··· PASSAGE TO READ ···

Clean From the Inside Out: Mark 7:1-8, 14-15, 21-23 - 15th Sunday after Pentecost
1Now when the Pharisees and some of the scribes who had come from Jerusalem gathered around [Jesus], 2they noticed that some of his disciples were eating with defiled hands, that is, without washing them. 3(For the Pharisees, and all the Jews, do not eat unless they thoroughly wash their hands, thus observing the tradition of the elders; 4and they do not eat anything from the market unless they wash it; and there are also many other traditions that they observe, the washing of cups, pots, and bronze kettles.) 5So the Pharisees and the scribes asked him, “Why do your disciples not live according to the tradition of the elders, but eat with defiled hands?” 6He said to them, “Isaiah prophesied rightly about you hypocrites, as it is written,
‘This people honors me with their lips,
but their hearts are far from me; ‘This people honors me with their lips, but their hearts are far from me; 7in vain do they worship me,
teaching human precepts as doctrines.’
teaching human precepts as doctrines.’8You abandon the commandment of God and hold to human tradition.”
14Then he called the crowd again and said to them, “Listen to me, all of you, and understand: 15there is nothing outside a person that by going in can defile, but the things that come out are what defile.”
21For it is from within, from the human heart, that evil intentions come: fornication, theft, murder, 22adultery, avarice, wickedness, deceit, licentiousness, envy, slander, pride, folly. 23All these evil things come from within, and they defile a person.”
Washing hands before entering the temple by gwaar on Flickr. CC BY 2.0 |
You can have the cleanest house on the planet—but that doesn’t mean
that pests won’t find their way into your home.
Elizabeth and I try very hard to keep a clean house. But somehow, a mouse found its way into the
kitchen cabinet above the stove. When I
first noticed the unpleasant signs of its presence, I quickly removed all the
food, sanitized all the surfaces, and set two traps. Wouldn’t you know it, the mouse keeps coming
back—even though there isn’t anything for it to come back for, aside from the
bait in the traps, which it doesn’t take.
We go to great lengths to keep pests out of our buildings
and germs out of our bodies. Pests
destroy our buildings; germs destroy our bodies. Don’t believe me? Go inside any public building, and you’ll
have better luck finding hand sanitizer dispenser than a drinking
fountain. We value cleanliness that
much.
So I’m not that put off by the scribes and Pharisees who
criticize Jesus and his disciples for eating with unwashed hands. Yet, nobody knew about the existence of germs
back then. In fact, germ theory wouldn’t
emerge until late in the 19th century.
Instead, the scribes and Pharisees criticize Jesus and
his disciples for breaking a tradition that had played an important role in
Jewish life for generations.

··· INFORMATION SUPPLIED ···

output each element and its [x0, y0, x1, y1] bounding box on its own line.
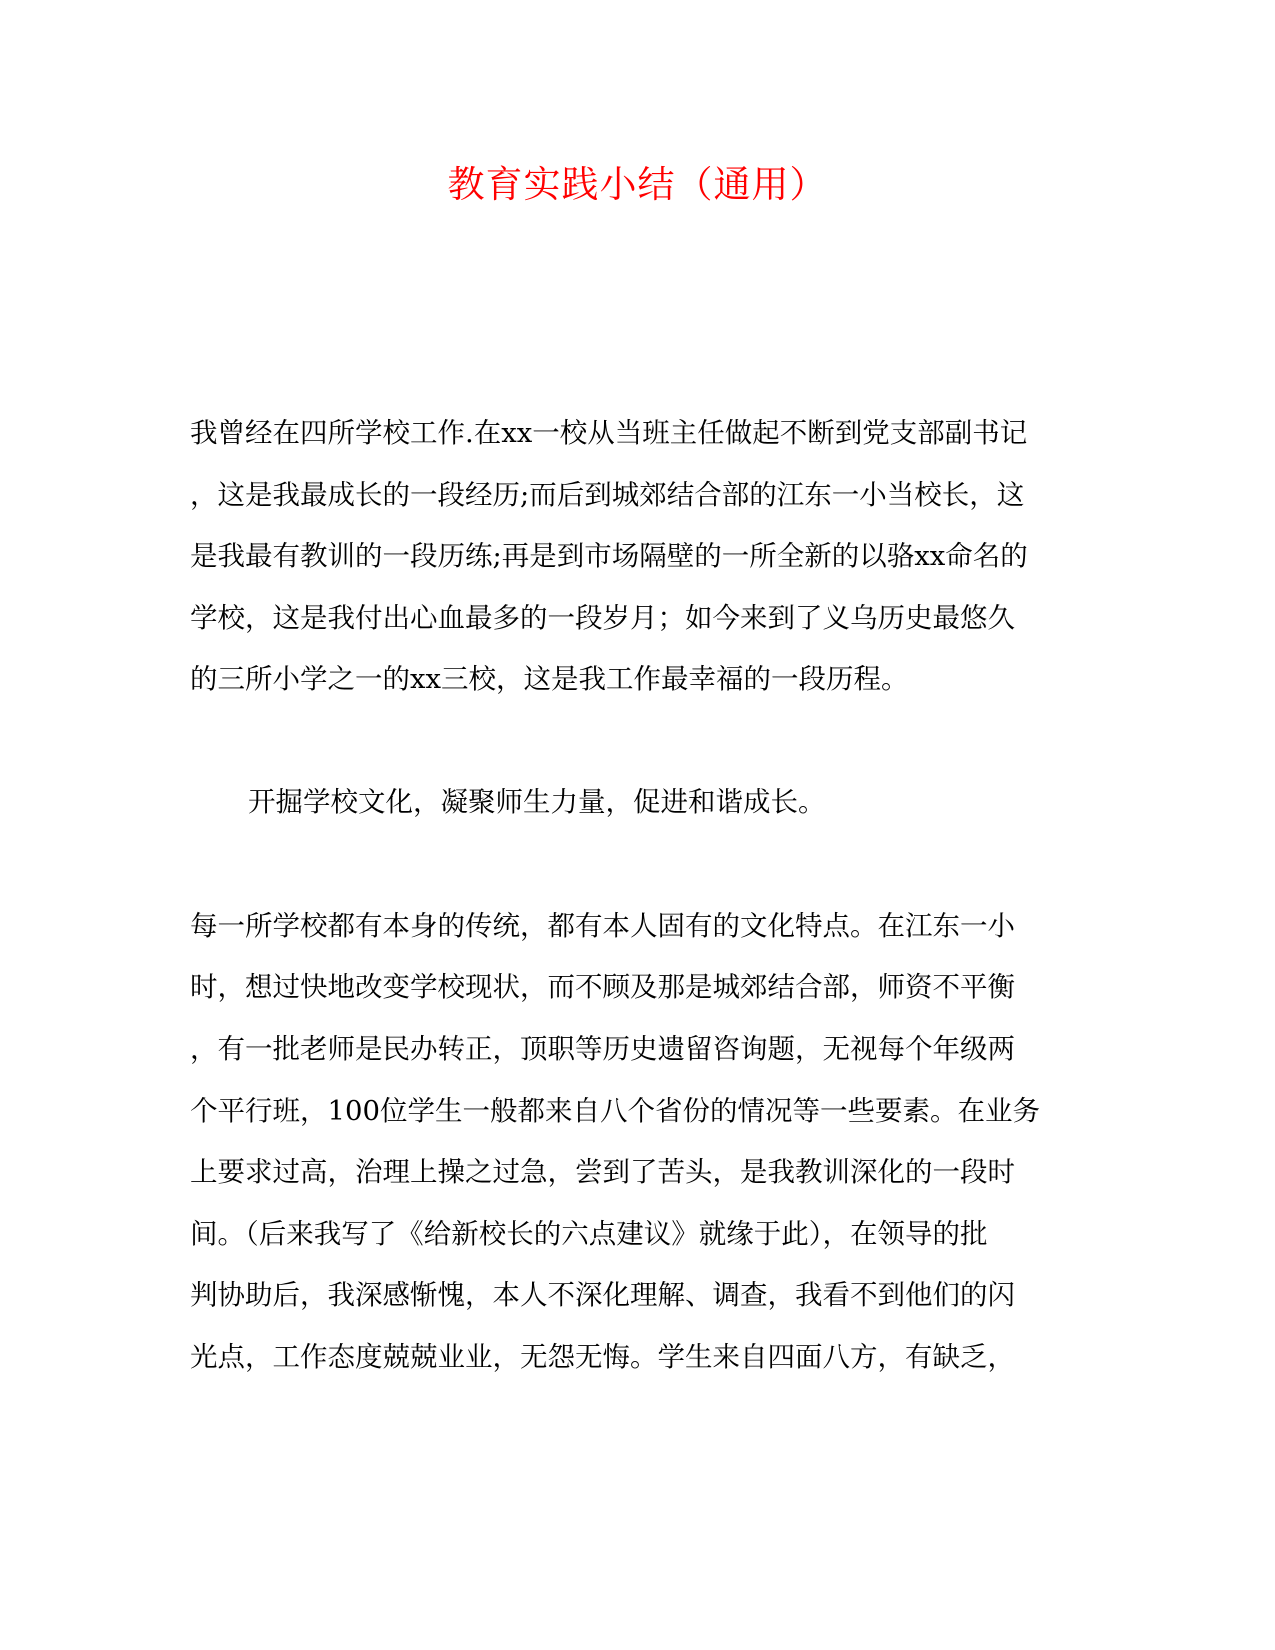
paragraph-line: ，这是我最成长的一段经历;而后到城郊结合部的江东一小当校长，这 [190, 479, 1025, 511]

···

DIRECTIVES ->
**A)** According to the sermon on Mark 7, when did germ theory emerge?
**B)** Using the sermon on Mark 7, decide whether each statement agrees with it: (i) after noticing the mouse, the author set two traps; (ii) the mouse takes the bait in the traps; (iii) in public buildings, a drinking fountain is easier to find than a hand sanitizer dispenser. Give yes or no for each, with the deciding words of the sermon quoted exactly.

SOLUTION LIST ->
**A)** Late in the 19th century.

**B)**
(i) Yes: "sanitized all the surfaces, and set two traps"
(ii) No: "aside from the bait in the traps, which it doesn’t take"
(iii) No: "you’ll have better luck finding hand sanitizer dispenser than a drinking fountain"